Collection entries

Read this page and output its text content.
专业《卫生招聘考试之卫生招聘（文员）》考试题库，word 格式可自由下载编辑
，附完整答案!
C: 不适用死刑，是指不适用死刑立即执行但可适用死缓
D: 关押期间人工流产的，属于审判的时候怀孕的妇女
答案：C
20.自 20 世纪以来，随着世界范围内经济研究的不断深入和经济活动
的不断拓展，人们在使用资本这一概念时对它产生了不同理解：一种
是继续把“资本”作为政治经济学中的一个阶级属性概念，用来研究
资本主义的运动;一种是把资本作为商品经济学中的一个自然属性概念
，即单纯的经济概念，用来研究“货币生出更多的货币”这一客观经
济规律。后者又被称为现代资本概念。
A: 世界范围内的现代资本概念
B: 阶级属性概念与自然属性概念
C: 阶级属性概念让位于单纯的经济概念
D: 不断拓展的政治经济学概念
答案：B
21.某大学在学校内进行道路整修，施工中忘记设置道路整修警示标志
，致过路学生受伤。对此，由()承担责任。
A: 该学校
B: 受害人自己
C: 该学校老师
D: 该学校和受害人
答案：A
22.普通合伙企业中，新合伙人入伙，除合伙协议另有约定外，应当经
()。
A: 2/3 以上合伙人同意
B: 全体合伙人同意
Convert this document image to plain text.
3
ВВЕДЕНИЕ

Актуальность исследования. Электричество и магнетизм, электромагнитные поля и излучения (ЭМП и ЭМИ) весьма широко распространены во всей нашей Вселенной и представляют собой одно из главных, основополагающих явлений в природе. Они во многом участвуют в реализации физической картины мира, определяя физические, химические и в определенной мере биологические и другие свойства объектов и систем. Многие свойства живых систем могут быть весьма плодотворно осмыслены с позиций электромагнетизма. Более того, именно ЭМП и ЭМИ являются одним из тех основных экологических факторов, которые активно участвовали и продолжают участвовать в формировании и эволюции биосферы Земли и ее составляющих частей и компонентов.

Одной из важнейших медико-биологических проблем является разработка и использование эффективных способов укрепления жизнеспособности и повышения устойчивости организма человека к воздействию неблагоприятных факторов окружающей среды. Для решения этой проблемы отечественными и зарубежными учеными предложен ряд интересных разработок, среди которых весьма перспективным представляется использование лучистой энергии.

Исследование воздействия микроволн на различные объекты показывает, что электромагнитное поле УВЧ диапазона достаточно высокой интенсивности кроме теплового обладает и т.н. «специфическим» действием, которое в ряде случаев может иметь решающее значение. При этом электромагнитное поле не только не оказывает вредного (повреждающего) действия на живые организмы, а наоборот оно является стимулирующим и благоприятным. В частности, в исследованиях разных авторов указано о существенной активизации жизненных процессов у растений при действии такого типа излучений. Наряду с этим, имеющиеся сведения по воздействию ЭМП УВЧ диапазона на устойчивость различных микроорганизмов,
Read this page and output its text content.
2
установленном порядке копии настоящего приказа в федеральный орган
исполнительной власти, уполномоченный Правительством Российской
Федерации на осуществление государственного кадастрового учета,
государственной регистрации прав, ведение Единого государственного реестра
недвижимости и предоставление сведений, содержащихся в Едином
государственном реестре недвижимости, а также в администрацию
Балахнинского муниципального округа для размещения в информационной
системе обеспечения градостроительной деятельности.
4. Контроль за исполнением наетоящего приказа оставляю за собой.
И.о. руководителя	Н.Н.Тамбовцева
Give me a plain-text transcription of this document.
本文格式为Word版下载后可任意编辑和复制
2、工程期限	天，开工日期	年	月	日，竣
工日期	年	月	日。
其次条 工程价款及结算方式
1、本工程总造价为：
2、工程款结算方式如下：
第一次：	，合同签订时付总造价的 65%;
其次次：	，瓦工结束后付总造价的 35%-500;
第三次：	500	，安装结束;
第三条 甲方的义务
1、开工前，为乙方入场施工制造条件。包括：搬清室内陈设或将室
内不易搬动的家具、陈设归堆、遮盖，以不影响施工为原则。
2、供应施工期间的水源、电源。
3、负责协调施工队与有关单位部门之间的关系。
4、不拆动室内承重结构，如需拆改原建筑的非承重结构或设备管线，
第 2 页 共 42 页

TASK TO COMPLETE =
Go through the listing above and restate it word for word.

TASK RESULT =
Read this page and output its text content.
专业《卫生招聘考试之卫生招聘（文员）》考试题库，word 格式可自由下载编辑
，附完整答案!
C: 不适用死刑，是指不适用死刑立即执行但可适用死缓
D: 关押期间人工流产的，属于审判的时候怀孕的妇女
答案：C
20.自 20 世纪以来，随着世界范围内经济研究的不断深入和经济活动
的不断拓展，人们在使用资本这一概念时对它产生了不同理解：一种
是继续把“资本”作为政治经济学中的一个阶级属性概念，用来研究
资本主义的运动;一种是把资本作为商品经济学中的一个自然属性概念
，即单纯的经济概念，用来研究“货币生出更多的货币”这一客观经
济规律。后者又被称为现代资本概念。
A: 世界范围内的现代资本概念
B: 阶级属性概念与自然属性概念
C: 阶级属性概念让位于单纯的经济概念
D: 不断拓展的政治经济学概念
答案：B
21.某大学在学校内进行道路整修，施工中忘记设置道路整修警示标志
，致过路学生受伤。对此，由()承担责任。
A: 该学校
B: 受害人自己
C: 该学校老师
D: 该学校和受害人
答案：A
22.普通合伙企业中，新合伙人入伙，除合伙协议另有约定外，应当经
()。
A: 2/3 以上合伙人同意
B: 全体合伙人同意
Convert this document image to plain text.
3
ВВЕДЕНИЕ

Актуальность исследования. Электричество и магнетизм, электромагнитные поля и излучения (ЭМП и ЭМИ) весьма широко распространены во всей нашей Вселенной и представляют собой одно из главных, основополагающих явлений в природе. Они во многом участвуют в реализации физической картины мира, определяя физические, химические и в определенной мере биологические и другие свойства объектов и систем. Многие свойства живых систем могут быть весьма плодотворно осмыслены с позиций электромагнетизма. Более того, именно ЭМП и ЭМИ являются одним из тех основных экологических факторов, которые активно участвовали и продолжают участвовать в формировании и эволюции биосферы Земли и ее составляющих частей и компонентов.

Одной из важнейших медико-биологических проблем является разработка и использование эффективных способов укрепления жизнеспособности и повышения устойчивости организма человека к воздействию неблагоприятных факторов окружающей среды. Для решения этой проблемы отечественными и зарубежными учеными предложен ряд интересных разработок, среди которых весьма перспективным представляется использование лучистой энергии.

Исследование воздействия микроволн на различные объекты показывает, что электромагнитное поле УВЧ диапазона достаточно высокой интенсивности кроме теплового обладает и т.н. «специфическим» действием, которое в ряде случаев может иметь решающее значение. При этом электромагнитное поле не только не оказывает вредного (повреждающего) действия на живые организмы, а наоборот оно является стимулирующим и благоприятным. В частности, в исследованиях разных авторов указано о существенной активизации жизненных процессов у растений при действии такого типа излучений. Наряду с этим, имеющиеся сведения по воздействию ЭМП УВЧ диапазона на устойчивость различных микроорганизмов,
Read this page and output its text content.
2
установленном порядке копии настоящего приказа в федеральный орган
исполнительной власти, уполномоченный Правительством Российской
Федерации на осуществление государственного кадастрового учета,
государственной регистрации прав, ведение Единого государственного реестра
недвижимости и предоставление сведений, содержащихся в Едином
государственном реестре недвижимости, а также в администрацию
Балахнинского муниципального округа для размещения в информационной
системе обеспечения градостроительной деятельности.
4. Контроль за исполнением наетоящего приказа оставляю за собой.
И.о. руководителя	Н.Н.Тамбовцева
Give me a plain-text transcription of this document.
本文格式为Word版下载后可任意编辑和复制
2、工程期限	天，开工日期	年	月	日，竣
工日期	年	月	日。
其次条 工程价款及结算方式
1、本工程总造价为：
2、工程款结算方式如下：
第一次：	，合同签订时付总造价的 65%;
其次次：	，瓦工结束后付总造价的 35%-500;
第三次：	500	，安装结束;
第三条 甲方的义务
1、开工前，为乙方入场施工制造条件。包括：搬清室内陈设或将室
内不易搬动的家具、陈设归堆、遮盖，以不影响施工为原则。
2、供应施工期间的水源、电源。
3、负责协调施工队与有关单位部门之间的关系。
4、不拆动室内承重结构，如需拆改原建筑的非承重结构或设备管线，
第 2 页 共 42 页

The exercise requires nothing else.